→ The records:
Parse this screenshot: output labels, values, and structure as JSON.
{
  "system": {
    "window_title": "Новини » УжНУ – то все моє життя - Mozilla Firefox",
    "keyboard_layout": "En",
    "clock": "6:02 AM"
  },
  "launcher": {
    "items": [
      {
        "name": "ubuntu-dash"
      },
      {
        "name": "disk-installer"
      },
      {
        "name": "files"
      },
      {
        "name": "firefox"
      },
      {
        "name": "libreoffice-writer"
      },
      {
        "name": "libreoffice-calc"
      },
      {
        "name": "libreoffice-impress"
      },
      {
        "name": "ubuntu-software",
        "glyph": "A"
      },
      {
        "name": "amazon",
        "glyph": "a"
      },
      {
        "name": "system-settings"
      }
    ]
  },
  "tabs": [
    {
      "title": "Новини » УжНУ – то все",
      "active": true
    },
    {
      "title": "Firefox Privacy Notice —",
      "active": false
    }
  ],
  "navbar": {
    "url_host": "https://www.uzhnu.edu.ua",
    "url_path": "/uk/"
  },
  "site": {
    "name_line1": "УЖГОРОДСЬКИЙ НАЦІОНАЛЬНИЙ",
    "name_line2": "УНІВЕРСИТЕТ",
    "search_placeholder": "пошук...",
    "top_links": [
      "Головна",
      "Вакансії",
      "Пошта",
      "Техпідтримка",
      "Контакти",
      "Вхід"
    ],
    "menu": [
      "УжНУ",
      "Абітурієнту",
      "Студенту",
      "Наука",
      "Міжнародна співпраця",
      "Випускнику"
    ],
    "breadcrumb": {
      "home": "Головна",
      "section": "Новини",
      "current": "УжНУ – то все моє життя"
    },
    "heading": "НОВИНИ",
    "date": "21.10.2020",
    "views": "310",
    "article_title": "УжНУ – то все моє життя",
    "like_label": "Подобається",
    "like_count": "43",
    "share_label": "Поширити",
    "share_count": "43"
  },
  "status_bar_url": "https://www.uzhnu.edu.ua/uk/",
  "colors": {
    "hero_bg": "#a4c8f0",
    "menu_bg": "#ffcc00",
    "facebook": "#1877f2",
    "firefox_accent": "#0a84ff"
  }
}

→ Exercise description: Find each line holding the word "УжНУ" and copy it.

→ Complete response:
    "window_title": "Новини » УжНУ – то все моє життя - Mozilla Firefox",
      "title": "Новини » УжНУ – то все",
      "УжНУ",
      "current": "УжНУ – то все моє життя"
    "article_title": "УжНУ – то все моє життя",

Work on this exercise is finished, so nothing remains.